> _Problem description_:
Pull out every line from the listing that has the word "JSON".
__________________________________________________
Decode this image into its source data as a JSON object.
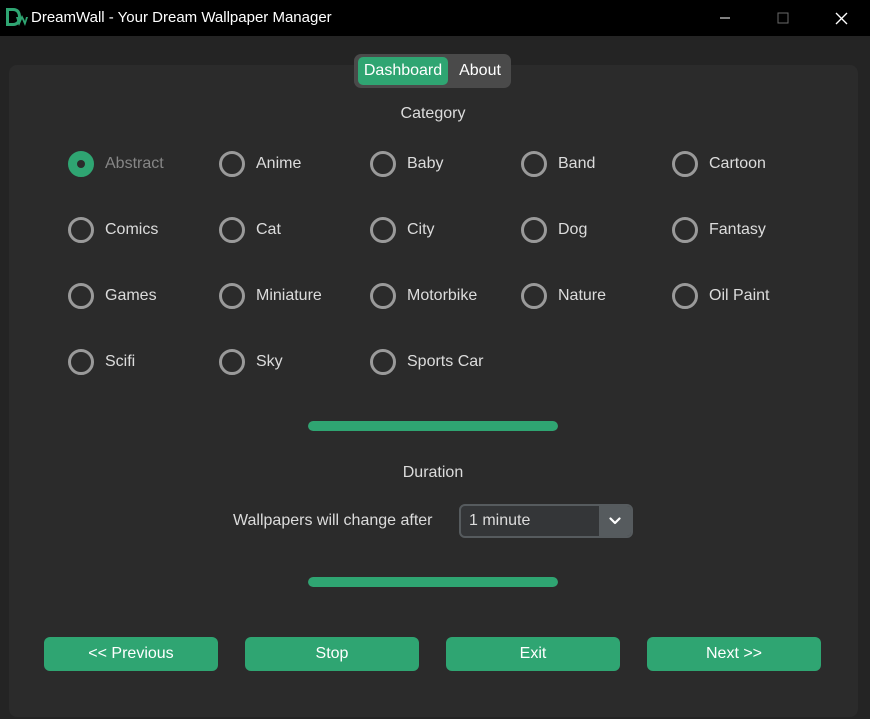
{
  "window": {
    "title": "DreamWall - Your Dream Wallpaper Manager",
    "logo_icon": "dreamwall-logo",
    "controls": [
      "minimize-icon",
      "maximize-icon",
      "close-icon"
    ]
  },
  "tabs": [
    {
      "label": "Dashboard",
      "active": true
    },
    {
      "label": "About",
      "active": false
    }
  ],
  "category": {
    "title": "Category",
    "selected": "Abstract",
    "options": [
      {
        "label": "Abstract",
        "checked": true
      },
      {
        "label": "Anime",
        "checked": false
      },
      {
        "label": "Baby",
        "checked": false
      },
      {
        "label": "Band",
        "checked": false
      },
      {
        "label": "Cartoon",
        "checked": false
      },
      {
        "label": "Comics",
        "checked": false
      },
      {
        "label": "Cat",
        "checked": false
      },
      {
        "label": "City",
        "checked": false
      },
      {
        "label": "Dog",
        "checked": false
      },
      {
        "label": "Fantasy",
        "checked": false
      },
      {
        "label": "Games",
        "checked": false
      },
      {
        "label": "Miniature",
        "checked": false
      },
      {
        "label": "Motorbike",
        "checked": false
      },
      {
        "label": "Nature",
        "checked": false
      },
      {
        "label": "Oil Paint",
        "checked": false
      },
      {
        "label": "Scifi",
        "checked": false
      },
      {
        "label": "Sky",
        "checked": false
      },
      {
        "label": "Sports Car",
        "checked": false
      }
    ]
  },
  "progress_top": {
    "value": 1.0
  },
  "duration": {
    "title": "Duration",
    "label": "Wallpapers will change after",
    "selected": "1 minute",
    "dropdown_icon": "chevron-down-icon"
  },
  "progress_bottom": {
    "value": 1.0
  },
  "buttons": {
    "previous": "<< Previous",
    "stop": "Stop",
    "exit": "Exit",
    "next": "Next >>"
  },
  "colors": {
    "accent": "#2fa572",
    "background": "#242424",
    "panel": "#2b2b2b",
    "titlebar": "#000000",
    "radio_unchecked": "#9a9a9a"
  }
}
__________________________________________________
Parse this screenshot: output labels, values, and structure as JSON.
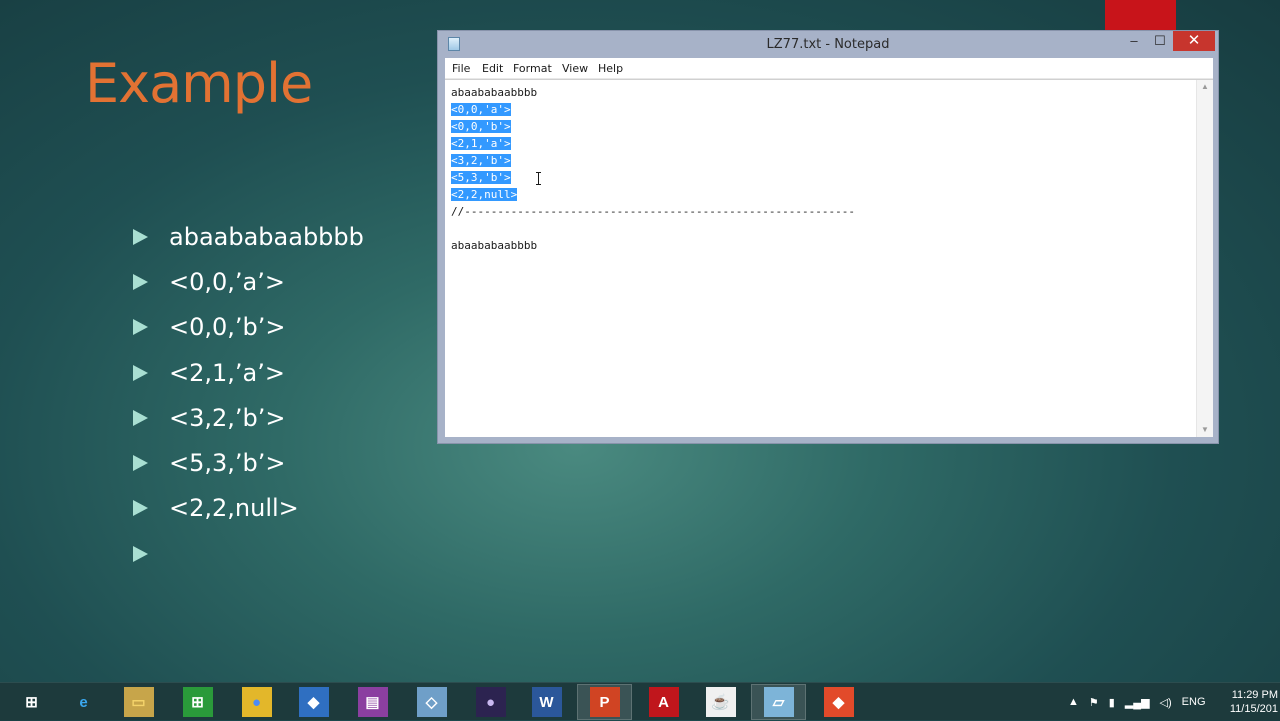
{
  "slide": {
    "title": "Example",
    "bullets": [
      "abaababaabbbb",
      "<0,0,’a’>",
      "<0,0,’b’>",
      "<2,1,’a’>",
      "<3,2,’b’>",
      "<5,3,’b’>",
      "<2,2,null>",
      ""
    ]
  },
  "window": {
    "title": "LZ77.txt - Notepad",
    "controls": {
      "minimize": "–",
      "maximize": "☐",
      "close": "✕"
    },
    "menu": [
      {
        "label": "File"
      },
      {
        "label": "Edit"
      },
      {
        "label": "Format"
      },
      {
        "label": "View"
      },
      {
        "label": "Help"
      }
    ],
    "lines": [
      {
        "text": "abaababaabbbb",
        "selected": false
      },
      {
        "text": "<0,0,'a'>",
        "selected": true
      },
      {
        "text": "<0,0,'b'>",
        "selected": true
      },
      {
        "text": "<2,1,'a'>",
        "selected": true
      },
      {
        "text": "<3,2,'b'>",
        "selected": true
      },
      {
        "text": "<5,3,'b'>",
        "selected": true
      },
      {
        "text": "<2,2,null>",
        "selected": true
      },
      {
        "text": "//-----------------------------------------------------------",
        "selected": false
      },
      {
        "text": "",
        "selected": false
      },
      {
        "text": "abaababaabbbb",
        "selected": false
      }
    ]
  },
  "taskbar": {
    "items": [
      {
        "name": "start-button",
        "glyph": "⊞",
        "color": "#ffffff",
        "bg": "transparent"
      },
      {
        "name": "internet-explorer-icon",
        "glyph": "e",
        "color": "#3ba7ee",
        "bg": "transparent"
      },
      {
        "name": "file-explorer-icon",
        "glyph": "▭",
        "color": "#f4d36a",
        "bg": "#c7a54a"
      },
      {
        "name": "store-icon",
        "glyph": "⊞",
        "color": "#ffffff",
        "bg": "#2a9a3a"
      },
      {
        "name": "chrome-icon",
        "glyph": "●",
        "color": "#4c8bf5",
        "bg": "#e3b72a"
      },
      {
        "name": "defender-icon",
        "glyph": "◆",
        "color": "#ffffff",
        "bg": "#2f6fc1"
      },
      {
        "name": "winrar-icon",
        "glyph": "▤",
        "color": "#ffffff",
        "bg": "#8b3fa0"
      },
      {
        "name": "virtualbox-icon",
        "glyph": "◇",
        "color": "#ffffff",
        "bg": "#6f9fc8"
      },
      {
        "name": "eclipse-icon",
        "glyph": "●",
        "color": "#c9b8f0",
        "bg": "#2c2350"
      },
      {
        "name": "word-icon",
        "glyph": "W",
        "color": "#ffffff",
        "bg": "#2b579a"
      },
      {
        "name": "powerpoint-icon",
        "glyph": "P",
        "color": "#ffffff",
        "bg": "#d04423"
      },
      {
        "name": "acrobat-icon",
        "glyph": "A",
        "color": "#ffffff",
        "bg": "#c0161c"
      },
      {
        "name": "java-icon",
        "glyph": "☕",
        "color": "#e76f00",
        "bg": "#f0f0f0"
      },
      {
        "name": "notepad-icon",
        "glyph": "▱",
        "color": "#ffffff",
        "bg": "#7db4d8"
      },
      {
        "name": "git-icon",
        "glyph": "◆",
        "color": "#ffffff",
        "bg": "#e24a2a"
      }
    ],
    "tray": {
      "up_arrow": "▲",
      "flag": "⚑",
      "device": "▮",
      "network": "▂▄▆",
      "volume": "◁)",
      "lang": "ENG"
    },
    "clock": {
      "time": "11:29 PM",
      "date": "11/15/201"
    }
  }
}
__________________________________________________
> _Solution to the problem_:
Decode this image into its source data as a JSON object.
Parse this screenshot: output labels, values, and structure as JSON.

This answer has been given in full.